Task details
Quote every line of the entries below word for word, leaving out the pictures.

Rows from a dataset
__________________________________________________

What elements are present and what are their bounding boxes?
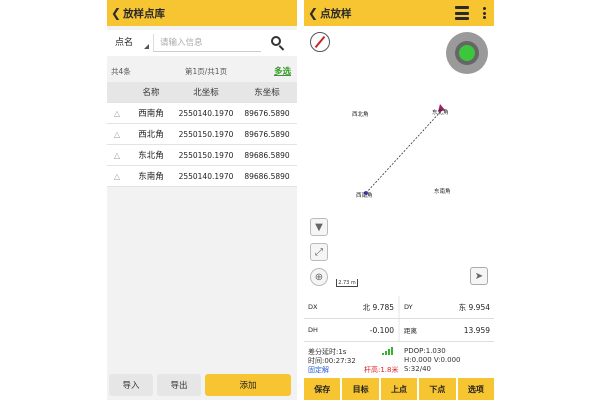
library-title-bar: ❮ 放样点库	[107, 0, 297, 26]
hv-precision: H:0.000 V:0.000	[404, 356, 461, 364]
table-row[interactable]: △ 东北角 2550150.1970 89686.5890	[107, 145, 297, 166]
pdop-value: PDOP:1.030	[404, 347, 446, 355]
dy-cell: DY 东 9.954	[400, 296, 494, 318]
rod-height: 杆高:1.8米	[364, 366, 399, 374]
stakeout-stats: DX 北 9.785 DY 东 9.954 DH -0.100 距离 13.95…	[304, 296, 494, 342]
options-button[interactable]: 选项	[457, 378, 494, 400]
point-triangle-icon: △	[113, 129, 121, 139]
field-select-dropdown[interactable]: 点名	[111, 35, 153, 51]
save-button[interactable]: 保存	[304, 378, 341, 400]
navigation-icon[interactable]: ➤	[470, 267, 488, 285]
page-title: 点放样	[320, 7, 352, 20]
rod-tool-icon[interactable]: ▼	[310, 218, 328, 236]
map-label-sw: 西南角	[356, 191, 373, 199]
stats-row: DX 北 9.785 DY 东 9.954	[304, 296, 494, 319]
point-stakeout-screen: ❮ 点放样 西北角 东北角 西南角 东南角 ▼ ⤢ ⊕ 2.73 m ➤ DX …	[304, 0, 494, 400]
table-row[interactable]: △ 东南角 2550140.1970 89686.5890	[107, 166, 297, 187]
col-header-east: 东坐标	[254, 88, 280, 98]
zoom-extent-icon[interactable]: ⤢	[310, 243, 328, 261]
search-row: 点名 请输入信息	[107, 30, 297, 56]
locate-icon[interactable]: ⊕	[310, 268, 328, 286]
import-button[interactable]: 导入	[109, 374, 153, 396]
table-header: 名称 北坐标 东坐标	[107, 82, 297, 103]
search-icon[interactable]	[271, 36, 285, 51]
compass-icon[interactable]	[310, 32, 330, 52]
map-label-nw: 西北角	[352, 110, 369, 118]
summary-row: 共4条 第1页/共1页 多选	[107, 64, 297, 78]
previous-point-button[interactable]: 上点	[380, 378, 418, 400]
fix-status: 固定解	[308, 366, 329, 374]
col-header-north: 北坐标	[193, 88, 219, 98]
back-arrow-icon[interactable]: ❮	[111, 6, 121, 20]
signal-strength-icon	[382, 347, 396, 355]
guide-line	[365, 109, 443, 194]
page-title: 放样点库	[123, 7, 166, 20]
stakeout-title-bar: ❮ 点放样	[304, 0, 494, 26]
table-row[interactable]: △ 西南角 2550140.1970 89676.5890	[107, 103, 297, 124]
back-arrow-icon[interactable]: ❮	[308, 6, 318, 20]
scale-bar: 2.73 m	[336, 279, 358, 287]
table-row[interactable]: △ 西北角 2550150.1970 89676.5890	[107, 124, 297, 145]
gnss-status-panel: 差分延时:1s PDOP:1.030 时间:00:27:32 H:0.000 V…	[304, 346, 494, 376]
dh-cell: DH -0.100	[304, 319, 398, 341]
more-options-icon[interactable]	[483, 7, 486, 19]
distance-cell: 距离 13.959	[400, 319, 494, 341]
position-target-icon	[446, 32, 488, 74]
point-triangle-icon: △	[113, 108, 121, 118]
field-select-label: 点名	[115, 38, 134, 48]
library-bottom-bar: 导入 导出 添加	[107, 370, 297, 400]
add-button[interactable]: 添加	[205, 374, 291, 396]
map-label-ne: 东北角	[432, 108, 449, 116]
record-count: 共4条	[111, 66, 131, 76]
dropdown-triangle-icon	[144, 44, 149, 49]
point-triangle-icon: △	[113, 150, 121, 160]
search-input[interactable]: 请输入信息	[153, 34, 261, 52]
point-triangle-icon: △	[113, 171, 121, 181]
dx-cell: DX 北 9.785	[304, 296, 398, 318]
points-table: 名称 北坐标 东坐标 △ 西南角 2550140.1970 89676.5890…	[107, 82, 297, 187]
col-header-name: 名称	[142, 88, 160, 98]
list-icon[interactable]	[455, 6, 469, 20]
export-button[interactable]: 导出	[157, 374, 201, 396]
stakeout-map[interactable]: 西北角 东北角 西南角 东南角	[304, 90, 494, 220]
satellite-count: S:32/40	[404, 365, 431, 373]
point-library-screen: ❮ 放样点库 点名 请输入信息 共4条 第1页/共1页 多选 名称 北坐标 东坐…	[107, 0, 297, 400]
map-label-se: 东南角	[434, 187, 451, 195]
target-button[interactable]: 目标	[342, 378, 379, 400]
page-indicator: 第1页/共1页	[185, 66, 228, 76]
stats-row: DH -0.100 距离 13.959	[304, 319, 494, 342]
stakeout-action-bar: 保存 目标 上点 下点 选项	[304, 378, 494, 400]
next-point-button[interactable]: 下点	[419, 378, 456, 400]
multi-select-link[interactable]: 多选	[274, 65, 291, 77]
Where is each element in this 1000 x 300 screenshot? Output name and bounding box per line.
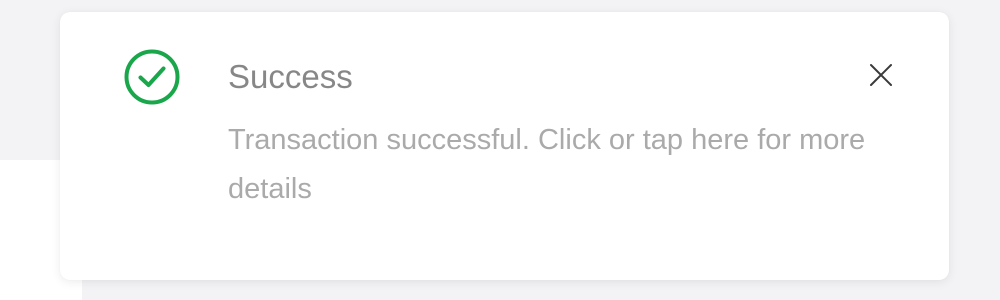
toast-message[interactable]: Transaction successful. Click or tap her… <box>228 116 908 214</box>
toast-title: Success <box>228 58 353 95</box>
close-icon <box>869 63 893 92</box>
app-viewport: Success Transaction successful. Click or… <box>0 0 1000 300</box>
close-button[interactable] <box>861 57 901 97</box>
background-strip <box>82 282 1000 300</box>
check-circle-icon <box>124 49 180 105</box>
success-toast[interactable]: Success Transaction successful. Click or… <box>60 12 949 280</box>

__________________________________________________

Written response
What elements are present and what are their bounding boxes?
library-title-bar: ❮ 放样点库	[107, 0, 297, 26]
hv-precision: H:0.000 V:0.000	[404, 356, 461, 364]
table-row[interactable]: △ 东北角 2550150.1970 89686.5890	[107, 145, 297, 166]
pdop-value: PDOP:1.030	[404, 347, 446, 355]
dy-cell: DY 东 9.954	[400, 296, 494, 318]
rod-height: 杆高:1.8米	[364, 366, 399, 374]
stakeout-stats: DX 北 9.785 DY 东 9.954 DH -0.100 距离 13.95…	[304, 296, 494, 342]
options-button[interactable]: 选项	[457, 378, 494, 400]
point-triangle-icon: △	[113, 129, 121, 139]
field-select-dropdown[interactable]: 点名	[111, 35, 153, 51]
save-button[interactable]: 保存	[304, 378, 341, 400]
navigation-icon[interactable]: ➤	[470, 267, 488, 285]
page-title: 点放样	[320, 7, 352, 20]
rod-tool-icon[interactable]: ▼	[310, 218, 328, 236]
map-label-sw: 西南角	[356, 191, 373, 199]
stats-row: DX 北 9.785 DY 东 9.954	[304, 296, 494, 319]
point-stakeout-screen: ❮ 点放样 西北角 东北角 西南角 东南角 ▼ ⤢ ⊕ 2.73 m ➤ DX …	[304, 0, 494, 400]
table-row[interactable]: △ 东南角 2550140.1970 89686.5890	[107, 166, 297, 187]
col-header-east: 东坐标	[254, 88, 280, 98]
zoom-extent-icon[interactable]: ⤢	[310, 243, 328, 261]
search-row: 点名 请输入信息	[107, 30, 297, 56]
locate-icon[interactable]: ⊕	[310, 268, 328, 286]
import-button[interactable]: 导入	[109, 374, 153, 396]
table-header: 名称 北坐标 东坐标	[107, 82, 297, 103]
search-icon[interactable]	[271, 36, 285, 51]
compass-icon[interactable]	[310, 32, 330, 52]
map-label-nw: 西北角	[352, 110, 369, 118]
summary-row: 共4条 第1页/共1页 多选	[107, 64, 297, 78]
previous-point-button[interactable]: 上点	[380, 378, 418, 400]
fix-status: 固定解	[308, 366, 329, 374]
col-header-north: 北坐标	[193, 88, 219, 98]
back-arrow-icon[interactable]: ❮	[111, 6, 121, 20]
signal-strength-icon	[382, 347, 396, 355]
guide-line	[365, 109, 443, 194]
page-title: 放样点库	[123, 7, 166, 20]
stakeout-title-bar: ❮ 点放样	[304, 0, 494, 26]
table-row[interactable]: △ 西南角 2550140.1970 89676.5890	[107, 103, 297, 124]
back-arrow-icon[interactable]: ❮	[308, 6, 318, 20]
scale-bar: 2.73 m	[336, 279, 358, 287]
table-row[interactable]: △ 西北角 2550150.1970 89676.5890	[107, 124, 297, 145]
gnss-status-panel: 差分延时:1s PDOP:1.030 时间:00:27:32 H:0.000 V…	[304, 346, 494, 376]
dh-cell: DH -0.100	[304, 319, 398, 341]
more-options-icon[interactable]	[483, 7, 486, 19]
distance-cell: 距离 13.959	[400, 319, 494, 341]
position-target-icon	[446, 32, 488, 74]
point-triangle-icon: △	[113, 108, 121, 118]
field-select-label: 点名	[115, 38, 134, 48]
library-bottom-bar: 导入 导出 添加	[107, 370, 297, 400]
add-button[interactable]: 添加	[205, 374, 291, 396]
map-label-ne: 东北角	[432, 108, 449, 116]
record-count: 共4条	[111, 66, 131, 76]
dropdown-triangle-icon	[144, 44, 149, 49]
point-triangle-icon: △	[113, 150, 121, 160]
search-input[interactable]: 请输入信息	[153, 34, 261, 52]
point-triangle-icon: △	[113, 171, 121, 181]
dx-cell: DX 北 9.785	[304, 296, 398, 318]
points-table: 名称 北坐标 东坐标 △ 西南角 2550140.1970 89676.5890…	[107, 82, 297, 187]
col-header-name: 名称	[142, 88, 160, 98]
list-icon[interactable]	[455, 6, 469, 20]
export-button[interactable]: 导出	[157, 374, 201, 396]
stakeout-map[interactable]: 西北角 东北角 西南角 东南角	[304, 90, 494, 220]
satellite-count: S:32/40	[404, 365, 431, 373]
point-library-screen: ❮ 放样点库 点名 请输入信息 共4条 第1页/共1页 多选 名称 北坐标 东坐…	[107, 0, 297, 400]
map-label-se: 东南角	[434, 187, 451, 195]
target-button[interactable]: 目标	[342, 378, 379, 400]
page-indicator: 第1页/共1页	[185, 66, 228, 76]
stats-row: DH -0.100 距离 13.959	[304, 319, 494, 342]
stakeout-action-bar: 保存 目标 上点 下点 选项	[304, 378, 494, 400]
next-point-button[interactable]: 下点	[419, 378, 456, 400]
multi-select-link[interactable]: 多选	[274, 65, 291, 77]
Where is each element in this 1000 x 300 screenshot? Output name and bounding box per line.
toast-message[interactable]: Transaction successful. Click or tap her… <box>228 116 908 214</box>
toast-title: Success <box>228 58 353 95</box>
close-icon <box>869 63 893 92</box>
app-viewport: Success Transaction successful. Click or… <box>0 0 1000 300</box>
close-button[interactable] <box>861 57 901 97</box>
background-strip <box>82 282 1000 300</box>
check-circle-icon <box>124 49 180 105</box>
success-toast[interactable]: Success Transaction successful. Click or… <box>60 12 949 280</box>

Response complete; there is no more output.